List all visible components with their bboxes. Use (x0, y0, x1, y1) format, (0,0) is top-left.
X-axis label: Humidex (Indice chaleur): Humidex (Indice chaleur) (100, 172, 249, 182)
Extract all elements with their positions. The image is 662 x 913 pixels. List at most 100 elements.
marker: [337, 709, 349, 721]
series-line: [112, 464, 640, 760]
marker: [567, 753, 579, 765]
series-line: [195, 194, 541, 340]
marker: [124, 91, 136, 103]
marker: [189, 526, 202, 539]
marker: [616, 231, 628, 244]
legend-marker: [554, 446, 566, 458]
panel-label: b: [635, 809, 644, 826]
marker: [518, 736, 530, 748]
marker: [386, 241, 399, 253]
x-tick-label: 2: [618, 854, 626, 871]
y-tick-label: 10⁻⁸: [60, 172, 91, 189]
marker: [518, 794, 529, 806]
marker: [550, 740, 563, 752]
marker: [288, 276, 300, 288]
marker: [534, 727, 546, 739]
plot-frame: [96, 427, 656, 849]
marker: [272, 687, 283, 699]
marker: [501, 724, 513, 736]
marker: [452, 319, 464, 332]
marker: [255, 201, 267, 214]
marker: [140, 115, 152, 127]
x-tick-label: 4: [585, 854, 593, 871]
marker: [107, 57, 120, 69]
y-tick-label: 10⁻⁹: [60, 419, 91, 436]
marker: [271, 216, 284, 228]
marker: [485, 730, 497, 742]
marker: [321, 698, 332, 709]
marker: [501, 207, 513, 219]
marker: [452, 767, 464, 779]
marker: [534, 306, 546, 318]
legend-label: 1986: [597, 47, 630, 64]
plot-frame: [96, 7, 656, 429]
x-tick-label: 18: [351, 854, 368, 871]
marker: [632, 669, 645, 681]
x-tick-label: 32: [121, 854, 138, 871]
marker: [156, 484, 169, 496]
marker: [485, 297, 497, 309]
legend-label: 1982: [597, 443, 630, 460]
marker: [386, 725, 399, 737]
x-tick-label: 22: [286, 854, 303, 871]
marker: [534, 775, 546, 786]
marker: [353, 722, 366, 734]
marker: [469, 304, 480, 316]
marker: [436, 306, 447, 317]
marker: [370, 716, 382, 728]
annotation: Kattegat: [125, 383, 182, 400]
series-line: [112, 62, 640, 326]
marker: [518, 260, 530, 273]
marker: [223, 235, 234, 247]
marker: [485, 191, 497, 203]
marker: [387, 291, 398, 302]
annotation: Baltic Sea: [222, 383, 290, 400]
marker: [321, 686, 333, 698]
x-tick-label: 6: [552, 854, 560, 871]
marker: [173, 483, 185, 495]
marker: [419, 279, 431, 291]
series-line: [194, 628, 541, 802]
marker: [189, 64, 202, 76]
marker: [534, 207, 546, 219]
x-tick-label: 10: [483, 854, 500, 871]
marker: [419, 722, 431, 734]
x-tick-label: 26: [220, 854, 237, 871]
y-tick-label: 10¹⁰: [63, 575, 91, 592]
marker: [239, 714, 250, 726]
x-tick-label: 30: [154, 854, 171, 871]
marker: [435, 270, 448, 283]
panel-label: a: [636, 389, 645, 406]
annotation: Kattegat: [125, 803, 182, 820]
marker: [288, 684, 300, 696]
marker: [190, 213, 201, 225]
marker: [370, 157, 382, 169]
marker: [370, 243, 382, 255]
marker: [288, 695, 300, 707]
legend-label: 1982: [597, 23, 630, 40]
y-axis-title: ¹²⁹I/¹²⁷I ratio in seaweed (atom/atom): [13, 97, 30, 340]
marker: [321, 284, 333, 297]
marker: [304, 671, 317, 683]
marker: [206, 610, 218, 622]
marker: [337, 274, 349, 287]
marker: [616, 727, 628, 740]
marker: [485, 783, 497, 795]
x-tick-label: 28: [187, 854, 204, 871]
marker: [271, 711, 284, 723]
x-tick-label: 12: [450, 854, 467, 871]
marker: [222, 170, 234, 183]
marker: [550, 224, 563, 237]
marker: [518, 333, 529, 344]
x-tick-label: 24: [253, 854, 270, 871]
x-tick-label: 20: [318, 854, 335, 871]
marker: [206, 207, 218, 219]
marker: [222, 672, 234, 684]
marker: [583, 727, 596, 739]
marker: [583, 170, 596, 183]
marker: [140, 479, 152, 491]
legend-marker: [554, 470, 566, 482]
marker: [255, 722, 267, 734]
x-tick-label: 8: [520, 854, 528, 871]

- **Task requirements**
Render the records as a JSON list of strings, one string per line, leaving out blank lines. Cover only the lines from the start of the records through the line containing "x-tick-label: 10: [483, 854, 500, 871]".

- **The reply**
[
  "List all visible components with their bboxes. Use (x0, y0, x1, y1) format, (0,0) is top-left.",
  "X-axis label: Humidex (Indice chaleur): Humidex (Indice chaleur) (100, 172, 249, 182)",
  "Extract all elements with their positions. The image is 662 x 913 pixels. List at most 100 elements.",
  "marker: [337, 709, 349, 721]",
  "series-line: [112, 464, 640, 760]",
  "marker: [567, 753, 579, 765]",
  "series-line: [195, 194, 541, 340]",
  "marker: [124, 91, 136, 103]",
  "marker: [189, 526, 202, 539]",
  "marker: [616, 231, 628, 244]",
  "legend-marker: [554, 446, 566, 458]",
  "panel-label: b: [635, 809, 644, 826]",
  "marker: [518, 736, 530, 748]",
  "marker: [386, 241, 399, 253]",
  "x-tick-label: 2: [618, 854, 626, 871]",
  "y-tick-label: 10⁻⁸: [60, 172, 91, 189]",
  "marker: [518, 794, 529, 806]",
  "marker: [550, 740, 563, 752]",
  "marker: [288, 276, 300, 288]",
  "marker: [534, 727, 546, 739]",
  "plot-frame: [96, 427, 656, 849]",
  "marker: [272, 687, 283, 699]",
  "marker: [501, 724, 513, 736]",
  "marker: [452, 319, 464, 332]",
  "marker: [255, 201, 267, 214]",
  "marker: [140, 115, 152, 127]",
  "x-tick-label: 4: [585, 854, 593, 871]",
  "marker: [107, 57, 120, 69]",
  "y-tick-label: 10⁻⁹: [60, 419, 91, 436]",
  "marker: [271, 216, 284, 228]",
  "marker: [485, 730, 497, 742]",
  "marker: [321, 698, 332, 709]",
  "marker: [501, 207, 513, 219]",
  "marker: [452, 767, 464, 779]",
  "marker: [534, 306, 546, 318]",
  "legend-label: 1986: [597, 47, 630, 64]",
  "plot-frame: [96, 7, 656, 429]",
  "x-tick-label: 18: [351, 854, 368, 871]",
  "marker: [632, 669, 645, 681]",
  "x-tick-label: 32: [121, 854, 138, 871]",
  "marker: [156, 484, 169, 496]",
  "marker: [485, 297, 497, 309]",
  "legend-label: 1982: [597, 443, 630, 460]",
  "marker: [386, 725, 399, 737]",
  "x-tick-label: 22: [286, 854, 303, 871]",
  "marker: [534, 775, 546, 786]",
  "marker: [353, 722, 366, 734]",
  "marker: [469, 304, 480, 316]",
  "marker: [436, 306, 447, 317]",
  "marker: [370, 716, 382, 728]",
  "annotation: Kattegat: [125, 383, 182, 400]",
  "series-line: [112, 62, 640, 326]",
  "marker: [518, 260, 530, 273]",
  "marker: [223, 235, 234, 247]",
  "marker: [485, 191, 497, 203]",
  "marker: [387, 291, 398, 302]",
  "annotation: Baltic Sea: [222, 383, 290, 400]",
  "marker: [321, 686, 333, 698]",
  "x-tick-label: 6: [552, 854, 560, 871]",
  "marker: [173, 483, 185, 495]",
  "marker: [419, 279, 431, 291]",
  "series-line: [194, 628, 541, 802]",
  "marker: [189, 64, 202, 76]",
  "marker: [534, 207, 546, 219]",
  "x-tick-label: 10: [483, 854, 500, 871]"
]